__Aim__
Go through the data below and gather each line containing "Cash".

__Data extract__

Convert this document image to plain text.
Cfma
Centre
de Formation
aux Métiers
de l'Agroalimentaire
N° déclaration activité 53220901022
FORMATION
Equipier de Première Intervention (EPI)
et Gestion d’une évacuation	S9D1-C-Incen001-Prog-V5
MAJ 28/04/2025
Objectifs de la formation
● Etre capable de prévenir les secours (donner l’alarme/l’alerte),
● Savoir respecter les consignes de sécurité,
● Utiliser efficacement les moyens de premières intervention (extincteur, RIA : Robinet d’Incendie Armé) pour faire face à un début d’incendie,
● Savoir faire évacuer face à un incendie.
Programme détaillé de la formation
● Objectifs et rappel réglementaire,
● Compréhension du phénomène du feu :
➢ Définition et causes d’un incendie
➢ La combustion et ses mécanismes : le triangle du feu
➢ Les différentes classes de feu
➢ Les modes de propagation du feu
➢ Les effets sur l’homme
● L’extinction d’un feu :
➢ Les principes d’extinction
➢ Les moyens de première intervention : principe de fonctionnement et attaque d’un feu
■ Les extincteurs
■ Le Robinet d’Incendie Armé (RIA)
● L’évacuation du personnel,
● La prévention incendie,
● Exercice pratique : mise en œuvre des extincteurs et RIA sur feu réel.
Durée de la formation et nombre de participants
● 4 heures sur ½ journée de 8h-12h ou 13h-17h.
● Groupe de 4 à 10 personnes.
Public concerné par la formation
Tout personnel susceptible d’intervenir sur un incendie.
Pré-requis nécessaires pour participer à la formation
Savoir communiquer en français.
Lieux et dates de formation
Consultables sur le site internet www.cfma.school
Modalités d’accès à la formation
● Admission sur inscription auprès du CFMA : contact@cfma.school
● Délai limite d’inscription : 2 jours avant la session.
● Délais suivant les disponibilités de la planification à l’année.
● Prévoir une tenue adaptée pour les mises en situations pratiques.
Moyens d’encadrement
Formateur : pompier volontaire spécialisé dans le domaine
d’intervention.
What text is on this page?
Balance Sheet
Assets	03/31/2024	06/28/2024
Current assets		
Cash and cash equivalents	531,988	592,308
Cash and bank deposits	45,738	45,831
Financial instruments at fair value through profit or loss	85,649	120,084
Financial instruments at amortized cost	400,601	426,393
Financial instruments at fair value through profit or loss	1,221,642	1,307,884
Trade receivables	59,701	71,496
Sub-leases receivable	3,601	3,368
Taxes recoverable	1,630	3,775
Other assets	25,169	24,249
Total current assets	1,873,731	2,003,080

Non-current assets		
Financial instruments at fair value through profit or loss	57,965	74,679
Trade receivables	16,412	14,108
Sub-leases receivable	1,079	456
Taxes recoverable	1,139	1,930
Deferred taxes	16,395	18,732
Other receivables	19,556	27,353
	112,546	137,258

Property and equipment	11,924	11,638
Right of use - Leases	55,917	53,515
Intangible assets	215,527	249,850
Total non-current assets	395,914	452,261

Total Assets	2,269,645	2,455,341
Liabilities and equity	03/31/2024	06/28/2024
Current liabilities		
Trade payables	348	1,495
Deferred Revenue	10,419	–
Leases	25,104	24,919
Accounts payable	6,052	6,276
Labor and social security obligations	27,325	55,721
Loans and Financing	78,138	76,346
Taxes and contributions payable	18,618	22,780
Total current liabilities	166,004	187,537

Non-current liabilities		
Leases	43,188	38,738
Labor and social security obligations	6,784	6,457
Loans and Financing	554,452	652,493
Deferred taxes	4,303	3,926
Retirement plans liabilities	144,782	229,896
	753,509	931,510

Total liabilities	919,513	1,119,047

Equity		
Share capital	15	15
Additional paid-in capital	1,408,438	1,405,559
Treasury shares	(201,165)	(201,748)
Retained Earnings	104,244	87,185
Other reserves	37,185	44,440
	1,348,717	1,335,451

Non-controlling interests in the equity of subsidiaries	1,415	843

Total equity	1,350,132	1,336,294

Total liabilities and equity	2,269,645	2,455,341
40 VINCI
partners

__Task result__
Cash and cash equivalents	531,988	592,308
Cash and bank deposits	45,738	45,831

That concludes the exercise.